Data listing
_____

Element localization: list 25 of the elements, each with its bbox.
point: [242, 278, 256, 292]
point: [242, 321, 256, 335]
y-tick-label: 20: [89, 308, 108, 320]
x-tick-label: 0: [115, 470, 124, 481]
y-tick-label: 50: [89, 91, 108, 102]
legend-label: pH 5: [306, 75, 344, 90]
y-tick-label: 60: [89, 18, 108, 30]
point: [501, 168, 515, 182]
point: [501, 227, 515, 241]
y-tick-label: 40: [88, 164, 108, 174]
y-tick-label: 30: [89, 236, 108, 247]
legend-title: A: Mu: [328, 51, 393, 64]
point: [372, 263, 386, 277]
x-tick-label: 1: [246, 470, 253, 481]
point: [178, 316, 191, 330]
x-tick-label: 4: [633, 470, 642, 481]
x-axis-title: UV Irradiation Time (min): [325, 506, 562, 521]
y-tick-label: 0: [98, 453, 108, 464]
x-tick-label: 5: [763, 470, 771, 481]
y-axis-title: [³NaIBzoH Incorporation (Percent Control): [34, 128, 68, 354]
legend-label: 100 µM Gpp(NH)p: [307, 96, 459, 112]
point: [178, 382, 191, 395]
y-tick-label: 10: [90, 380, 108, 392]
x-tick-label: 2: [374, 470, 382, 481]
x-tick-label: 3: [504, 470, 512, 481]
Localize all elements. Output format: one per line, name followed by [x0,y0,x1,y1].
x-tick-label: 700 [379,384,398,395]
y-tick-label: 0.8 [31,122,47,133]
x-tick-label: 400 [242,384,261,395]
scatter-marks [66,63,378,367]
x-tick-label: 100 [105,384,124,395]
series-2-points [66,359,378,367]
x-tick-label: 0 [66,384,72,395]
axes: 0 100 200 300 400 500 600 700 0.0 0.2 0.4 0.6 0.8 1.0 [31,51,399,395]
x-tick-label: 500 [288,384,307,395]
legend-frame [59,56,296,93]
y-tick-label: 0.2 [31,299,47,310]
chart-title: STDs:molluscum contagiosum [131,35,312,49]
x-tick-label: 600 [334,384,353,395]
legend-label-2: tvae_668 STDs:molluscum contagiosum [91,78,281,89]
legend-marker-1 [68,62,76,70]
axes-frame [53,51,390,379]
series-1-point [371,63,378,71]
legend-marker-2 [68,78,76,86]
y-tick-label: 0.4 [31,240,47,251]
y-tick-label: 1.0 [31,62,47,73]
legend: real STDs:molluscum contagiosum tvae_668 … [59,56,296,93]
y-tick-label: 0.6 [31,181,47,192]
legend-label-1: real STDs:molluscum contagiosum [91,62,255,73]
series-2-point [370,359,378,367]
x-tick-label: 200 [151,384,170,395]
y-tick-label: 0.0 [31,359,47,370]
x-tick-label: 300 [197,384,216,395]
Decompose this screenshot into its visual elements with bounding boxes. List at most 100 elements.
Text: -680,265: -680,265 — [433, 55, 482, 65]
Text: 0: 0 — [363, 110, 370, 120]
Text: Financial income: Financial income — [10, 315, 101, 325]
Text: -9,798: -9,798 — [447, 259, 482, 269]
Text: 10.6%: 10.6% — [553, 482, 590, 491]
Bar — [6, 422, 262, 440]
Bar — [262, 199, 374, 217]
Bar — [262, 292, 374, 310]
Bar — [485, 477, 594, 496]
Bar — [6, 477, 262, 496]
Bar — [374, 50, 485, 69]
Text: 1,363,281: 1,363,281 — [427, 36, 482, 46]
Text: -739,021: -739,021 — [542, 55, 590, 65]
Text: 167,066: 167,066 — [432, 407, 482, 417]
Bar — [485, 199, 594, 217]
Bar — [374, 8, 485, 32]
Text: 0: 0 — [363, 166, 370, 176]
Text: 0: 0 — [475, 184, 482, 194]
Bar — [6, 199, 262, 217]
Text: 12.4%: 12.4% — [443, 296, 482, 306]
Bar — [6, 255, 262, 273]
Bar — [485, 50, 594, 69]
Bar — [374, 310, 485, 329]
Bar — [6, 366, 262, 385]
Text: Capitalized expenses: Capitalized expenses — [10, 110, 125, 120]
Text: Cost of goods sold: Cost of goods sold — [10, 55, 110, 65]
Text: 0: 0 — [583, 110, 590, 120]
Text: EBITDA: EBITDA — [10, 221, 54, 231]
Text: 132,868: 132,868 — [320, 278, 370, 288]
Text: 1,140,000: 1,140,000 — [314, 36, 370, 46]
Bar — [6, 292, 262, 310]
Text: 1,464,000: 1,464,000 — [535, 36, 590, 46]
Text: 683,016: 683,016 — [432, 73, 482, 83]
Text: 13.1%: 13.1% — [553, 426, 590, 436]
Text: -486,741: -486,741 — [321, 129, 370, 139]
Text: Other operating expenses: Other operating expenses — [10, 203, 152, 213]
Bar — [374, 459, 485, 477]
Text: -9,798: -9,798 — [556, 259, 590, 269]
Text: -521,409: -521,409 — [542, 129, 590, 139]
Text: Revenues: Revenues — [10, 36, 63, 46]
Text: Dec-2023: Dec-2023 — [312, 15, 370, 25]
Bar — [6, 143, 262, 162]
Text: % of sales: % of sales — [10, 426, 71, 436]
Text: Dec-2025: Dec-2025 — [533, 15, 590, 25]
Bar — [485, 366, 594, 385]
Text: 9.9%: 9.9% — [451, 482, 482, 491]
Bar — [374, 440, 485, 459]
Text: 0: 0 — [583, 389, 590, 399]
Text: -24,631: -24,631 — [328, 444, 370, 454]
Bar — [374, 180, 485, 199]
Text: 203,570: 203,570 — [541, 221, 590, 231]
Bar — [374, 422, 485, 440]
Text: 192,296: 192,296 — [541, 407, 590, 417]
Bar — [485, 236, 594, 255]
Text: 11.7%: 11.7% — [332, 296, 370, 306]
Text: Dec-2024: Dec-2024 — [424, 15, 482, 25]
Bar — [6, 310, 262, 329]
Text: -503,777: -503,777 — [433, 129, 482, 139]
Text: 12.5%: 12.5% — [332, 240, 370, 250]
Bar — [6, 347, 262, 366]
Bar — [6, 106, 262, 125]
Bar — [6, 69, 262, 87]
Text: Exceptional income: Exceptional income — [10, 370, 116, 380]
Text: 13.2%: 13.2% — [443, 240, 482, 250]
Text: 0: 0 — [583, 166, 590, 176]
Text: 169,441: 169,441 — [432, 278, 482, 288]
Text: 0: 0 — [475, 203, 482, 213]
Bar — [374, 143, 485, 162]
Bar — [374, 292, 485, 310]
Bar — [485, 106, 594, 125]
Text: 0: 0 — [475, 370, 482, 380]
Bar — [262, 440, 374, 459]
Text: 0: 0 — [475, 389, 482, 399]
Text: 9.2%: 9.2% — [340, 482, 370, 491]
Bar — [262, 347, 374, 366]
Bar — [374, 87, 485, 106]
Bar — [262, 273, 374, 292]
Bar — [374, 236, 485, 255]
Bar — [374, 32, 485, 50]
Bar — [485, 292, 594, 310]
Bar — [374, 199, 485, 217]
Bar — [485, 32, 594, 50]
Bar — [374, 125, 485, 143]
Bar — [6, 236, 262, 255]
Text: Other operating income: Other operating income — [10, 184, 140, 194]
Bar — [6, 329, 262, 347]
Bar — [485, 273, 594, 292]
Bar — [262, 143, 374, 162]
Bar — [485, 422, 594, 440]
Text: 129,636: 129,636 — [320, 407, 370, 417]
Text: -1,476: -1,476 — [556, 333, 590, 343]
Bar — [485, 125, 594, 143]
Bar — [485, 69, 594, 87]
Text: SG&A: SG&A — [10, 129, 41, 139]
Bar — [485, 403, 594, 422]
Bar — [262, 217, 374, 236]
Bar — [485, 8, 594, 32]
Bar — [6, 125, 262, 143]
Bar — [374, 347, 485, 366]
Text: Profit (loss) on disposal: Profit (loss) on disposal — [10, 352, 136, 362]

_____

__REQUIRED WORK__
Please turn every line of the data listing above into a JSON list of strings, one string per line, leaving out any blank lines.

__TASK ANSWER__
[
  "Element localization: list 25 of the elements, each with its bbox.",
  "point: [242, 278, 256, 292]",
  "point: [242, 321, 256, 335]",
  "y-tick-label: 20: [89, 308, 108, 320]",
  "x-tick-label: 0: [115, 470, 124, 481]",
  "y-tick-label: 50: [89, 91, 108, 102]",
  "legend-label: pH 5: [306, 75, 344, 90]",
  "y-tick-label: 60: [89, 18, 108, 30]",
  "point: [501, 168, 515, 182]",
  "point: [501, 227, 515, 241]",
  "y-tick-label: 40: [88, 164, 108, 174]",
  "y-tick-label: 30: [89, 236, 108, 247]",
  "legend-title: A: Mu: [328, 51, 393, 64]",
  "point: [372, 263, 386, 277]",
  "x-tick-label: 1: [246, 470, 253, 481]",
  "point: [178, 316, 191, 330]",
  "x-tick-label: 4: [633, 470, 642, 481]",
  "x-axis-title: UV Irradiation Time (min): [325, 506, 562, 521]",
  "y-tick-label: 0: [98, 453, 108, 464]",
  "x-tick-label: 5: [763, 470, 771, 481]",
  "y-axis-title: [³NaIBzoH Incorporation (Percent Control): [34, 128, 68, 354]",
  "legend-label: 100 µM Gpp(NH)p: [307, 96, 459, 112]",
  "point: [178, 382, 191, 395]",
  "y-tick-label: 10: [90, 380, 108, 392]",
  "x-tick-label: 2: [374, 470, 382, 481]",
  "x-tick-label: 3: [504, 470, 512, 481]",
  "Localize all elements. Output format: one per line, name followed by [x0,y0,x1,y1].",
  "x-tick-label: 700 [379,384,398,395]",
  "y-tick-label: 0.8 [31,122,47,133]",
  "x-tick-label: 400 [242,384,261,395]",
  "scatter-marks [66,63,378,367]",
  "x-tick-label: 100 [105,384,124,395]",
  "series-2-points [66,359,378,367]",
  "x-tick-label: 0 [66,384,72,395]",
  "axes: 0 100 200 300 400 500 600 700 0.0 0.2 0.4 0.6 0.8 1.0 [31,51,399,395]",
  "x-tick-label: 500 [288,384,307,395]",
  "legend-frame [59,56,296,93]",
  "y-tick-label: 0.2 [31,299,47,310]",
  "chart-title: STDs:molluscum contagiosum [131,35,312,49]",
  "x-tick-label: 600 [334,384,353,395]",
  "legend-label-2: tvae_668 STDs:molluscum contagiosum [91,78,281,89]",
  "legend-marker-1 [68,62,76,70]",
  "axes-frame [53,51,390,379]",
  "series-1-point [371,63,378,71]",
  "legend-marker-2 [68,78,76,86]",
  "y-tick-label: 0.4 [31,240,47,251]",
  "y-tick-label: 1.0 [31,62,47,73]",
  "legend: real STDs:molluscum contagiosum tvae_668 … [59,56,296,93]",
  "y-tick-label: 0.6 [31,181,47,192]",
  "legend-label-1: real STDs:molluscum contagiosum [91,62,255,73]",
  "series-2-point [370,359,378,367]",
  "x-tick-label: 200 [151,384,170,395]",
  "y-tick-label: 0.0 [31,359,47,370]",
  "x-tick-label: 300 [197,384,216,395]",
  "Decompose this screenshot into its visual elements with bounding boxes. List at most 100 elements.",
  "Text: -680,265: -680,265 — [433, 55, 482, 65]",
  "Text: 0: 0 — [363, 110, 370, 120]",
  "Text: Financial income: Financial income — [10, 315, 101, 325]",
  "Text: -9,798: -9,798 — [447, 259, 482, 269]",
  "Text: 10.6%: 10.6% — [553, 482, 590, 491]",
  "Bar — [6, 422, 262, 440]",
  "Bar — [262, 199, 374, 217]",
  "Bar — [262, 292, 374, 310]",
  "Bar — [485, 477, 594, 496]",
  "Bar — [6, 477, 262, 496]",
  "Bar — [374, 50, 485, 69]",
  "Text: 1,363,281: 1,363,281 — [427, 36, 482, 46]",
  "Text: -739,021: -739,021 — [542, 55, 590, 65]",
  "Text: 167,066: 167,066 — [432, 407, 482, 417]",
  "Bar — [485, 199, 594, 217]",
  "Bar — [374, 8, 485, 32]",
  "Text: 0: 0 — [363, 166, 370, 176]",
  "Text: 0: 0 — [475, 184, 482, 194]",
  "Bar — [6, 199, 262, 217]",
  "Text: 12.4%: 12.4% — [443, 296, 482, 306]",
  "Bar — [6, 255, 262, 273]",
  "Bar — [485, 50, 594, 69]",
  "Bar — [374, 310, 485, 329]",
  "Bar — [6, 366, 262, 385]",
  "Text: Capitalized expenses: Capitalized expenses — [10, 110, 125, 120]",
  "Text: Cost of goods sold: Cost of goods sold — [10, 55, 110, 65]",
  "Text: 0: 0 — [583, 110, 590, 120]",
  "Text: EBITDA: EBITDA — [10, 221, 54, 231]",
  "Text: 132,868: 132,868 — [320, 278, 370, 288]",
  "Text: 1,140,000: 1,140,000 — [314, 36, 370, 46]",
  "Bar — [6, 292, 262, 310]",
  "Text: 1,464,000: 1,464,000 — [535, 36, 590, 46]",
  "Text: 683,016: 683,016 — [432, 73, 482, 83]",
  "Text: 13.1%: 13.1% — [553, 426, 590, 436]",
  "Text: -486,741: -486,741 — [321, 129, 370, 139]",
  "Text: Other operating expenses: Other operating expenses — [10, 203, 152, 213]",
  "Bar — [374, 459, 485, 477]",
  "Text: -9,798: -9,798 — [556, 259, 590, 269]",
  "Text: -521,409: -521,409 — [542, 129, 590, 139]",
  "Text: Revenues: Revenues — [10, 36, 63, 46]",
  "Text: Dec-2023: Dec-2023 — [312, 15, 370, 25]",
  "Bar — [6, 143, 262, 162]",
  "Text: % of sales: % of sales — [10, 426, 71, 436]",
  "Text: Dec-2025: Dec-2025 — [533, 15, 590, 25]",
  "Bar — [485, 366, 594, 385]",
  "Text: 9.9%: 9.9% — [451, 482, 482, 491]",
  "Bar — [374, 440, 485, 459]",
  "Text: 0: 0 — [583, 389, 590, 399]",
  "Text: -24,631: -24,631 — [328, 444, 370, 454]",
  "Bar — [374, 180, 485, 199]",
  "Text: 203,570: 203,570 — [541, 221, 590, 231]",
  "Bar — [374, 422, 485, 440]",
  "Text: 192,296: 192,296 — [541, 407, 590, 417]",
  "Bar — [485, 236, 594, 255]",
  "Text: 11.7%: 11.7% — [332, 296, 370, 306]",
  "Text: Dec-2024: Dec-2024 — [424, 15, 482, 25]",
  "Bar — [6, 310, 262, 329]",
  "Text: -503,777: -503,777 — [433, 129, 482, 139]",
  "Text: 12.5%: 12.5% — [332, 240, 370, 250]",
  "Bar — [6, 347, 262, 366]",
  "Bar — [6, 106, 262, 125]",
  "Bar — [6, 69, 262, 87]",
  "Text: Exceptional income: Exceptional income — [10, 370, 116, 380]",
  "Text: 13.2%: 13.2% — [443, 240, 482, 250]",
  "Text: 0: 0 — [583, 166, 590, 176]",
  "Text: 169,441: 169,441 — [432, 278, 482, 288]",
  "Text: 0: 0 — [475, 203, 482, 213]",
  "Bar — [374, 143, 485, 162]",
  "Bar — [374, 292, 485, 310]",
  "Bar — [485, 106, 594, 125]",
  "Text: 0: 0 — [475, 370, 482, 380]",
  "Bar — [262, 440, 374, 459]",
  "Text: 0: 0 — [475, 389, 482, 399]",
  "Text: 9.2%: 9.2% — [340, 482, 370, 491]",
  "Bar — [262, 347, 374, 366]",
  "Bar — [374, 87, 485, 106]",
  "Bar — [262, 273, 374, 292]",
  "Bar — [374, 236, 485, 255]",
  "Bar — [374, 32, 485, 50]",
  "Bar — [485, 292, 594, 310]",
  "Bar — [374, 199, 485, 217]",
  "Bar — [485, 32, 594, 50]",
  "Bar — [374, 125, 485, 143]",
  "Bar — [6, 236, 262, 255]",
  "Text: Other operating income: Other operating income — [10, 184, 140, 194]",
  "Bar — [6, 329, 262, 347]",
  "Bar — [485, 273, 594, 292]",
  "Bar — [262, 143, 374, 162]",
  "Bar — [485, 422, 594, 440]",
  "Text: 129,636: 129,636 — [320, 407, 370, 417]",
  "Text: -1,476: -1,476 — [556, 333, 590, 343]",
  "Bar — [485, 125, 594, 143]",
  "Bar — [485, 69, 594, 87]",
  "Text: SG&A: SG&A — [10, 129, 41, 139]",
  "Bar — [485, 403, 594, 422]",
  "Bar — [262, 217, 374, 236]",
  "Bar — [485, 8, 594, 32]",
  "Bar — [6, 125, 262, 143]",
  "Bar — [374, 347, 485, 366]",
  "Text: Profit (loss) on disposal: Profit (loss) on disposal — [10, 352, 136, 362]"
]